## Start

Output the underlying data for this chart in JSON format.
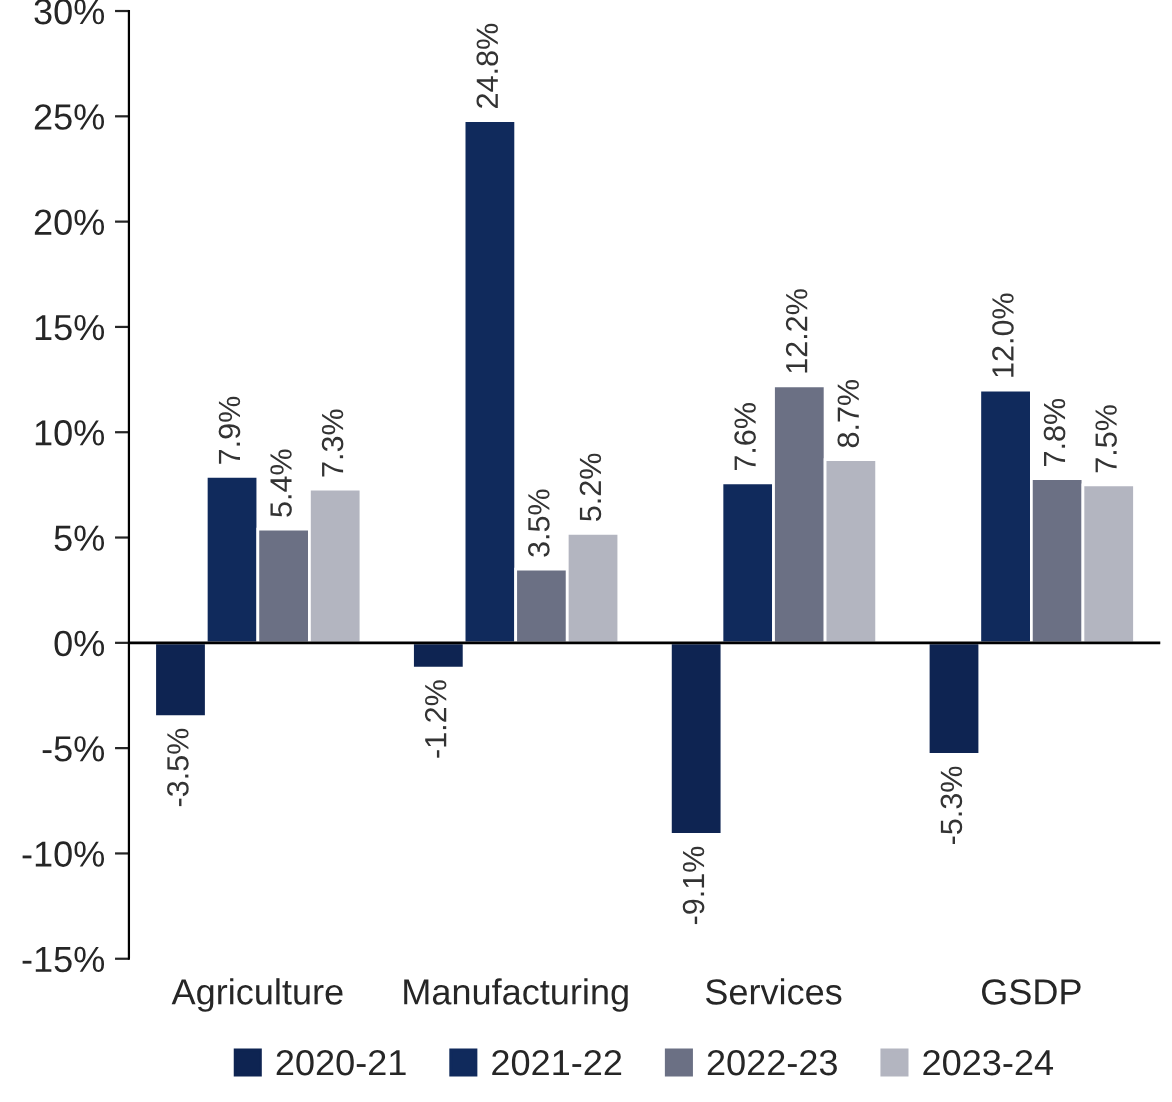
{
  "chart_data": {
    "type": "bar",
    "categories": [
      "Agriculture",
      "Manufacturing",
      "Services",
      "GSDP"
    ],
    "series": [
      {
        "name": "2020-21",
        "color": "#0e2452",
        "values": [
          -3.5,
          -1.2,
          -9.1,
          -5.3
        ],
        "value_labels": [
          "-3.5%",
          "-1.2%",
          "-9.1%",
          "-5.3%"
        ]
      },
      {
        "name": "2021-22",
        "color": "#102a5c",
        "values": [
          7.9,
          24.8,
          7.6,
          12.0
        ],
        "value_labels": [
          "7.9%",
          "24.8%",
          "7.6%",
          "12.0%"
        ]
      },
      {
        "name": "2022-23",
        "color": "#6b7084",
        "values": [
          5.4,
          3.5,
          12.2,
          7.8
        ],
        "value_labels": [
          "5.4%",
          "3.5%",
          "12.2%",
          "7.8%"
        ]
      },
      {
        "name": "2023-24",
        "color": "#b3b5c0",
        "values": [
          7.3,
          5.2,
          8.7,
          7.5
        ],
        "value_labels": [
          "7.3%",
          "5.2%",
          "8.7%",
          "7.5%"
        ]
      }
    ],
    "ylim": [
      -15,
      30
    ],
    "yticks": [
      {
        "value": -15,
        "label": "-15%"
      },
      {
        "value": -10,
        "label": "-10%"
      },
      {
        "value": -5,
        "label": "-5%"
      },
      {
        "value": 0,
        "label": "0%"
      },
      {
        "value": 5,
        "label": "5%"
      },
      {
        "value": 10,
        "label": "10%"
      },
      {
        "value": 15,
        "label": "15%"
      },
      {
        "value": 20,
        "label": "20%"
      },
      {
        "value": 25,
        "label": "25%"
      },
      {
        "value": 30,
        "label": "30%"
      }
    ],
    "ref_lines": [
      {
        "axis": "y",
        "value": 0,
        "color": "#000000"
      }
    ],
    "grid": false,
    "legend": "bottom"
  }
}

## End

### Task statement:
Leave out the pictures and give the listing above again exactly.

### Solution to this task:
Output the underlying data for this chart in JSON format.
{
  "chart_data": {
    "type": "bar",
    "categories": [
      "Agriculture",
      "Manufacturing",
      "Services",
      "GSDP"
    ],
    "series": [
      {
        "name": "2020-21",
        "color": "#0e2452",
        "values": [
          -3.5,
          -1.2,
          -9.1,
          -5.3
        ],
        "value_labels": [
          "-3.5%",
          "-1.2%",
          "-9.1%",
          "-5.3%"
        ]
      },
      {
        "name": "2021-22",
        "color": "#102a5c",
        "values": [
          7.9,
          24.8,
          7.6,
          12.0
        ],
        "value_labels": [
          "7.9%",
          "24.8%",
          "7.6%",
          "12.0%"
        ]
      },
      {
        "name": "2022-23",
        "color": "#6b7084",
        "values": [
          5.4,
          3.5,
          12.2,
          7.8
        ],
        "value_labels": [
          "5.4%",
          "3.5%",
          "12.2%",
          "7.8%"
        ]
      },
      {
        "name": "2023-24",
        "color": "#b3b5c0",
        "values": [
          7.3,
          5.2,
          8.7,
          7.5
        ],
        "value_labels": [
          "7.3%",
          "5.2%",
          "8.7%",
          "7.5%"
        ]
      }
    ],
    "ylim": [
      -15,
      30
    ],
    "yticks": [
      {
        "value": -15,
        "label": "-15%"
      },
      {
        "value": -10,
        "label": "-10%"
      },
      {
        "value": -5,
        "label": "-5%"
      },
      {
        "value": 0,
        "label": "0%"
      },
      {
        "value": 5,
        "label": "5%"
      },
      {
        "value": 10,
        "label": "10%"
      },
      {
        "value": 15,
        "label": "15%"
      },
      {
        "value": 20,
        "label": "20%"
      },
      {
        "value": 25,
        "label": "25%"
      },
      {
        "value": 30,
        "label": "30%"
      }
    ],
    "ref_lines": [
      {
        "axis": "y",
        "value": 0,
        "color": "#000000"
      }
    ],
    "grid": false,
    "legend": "bottom"
  }
}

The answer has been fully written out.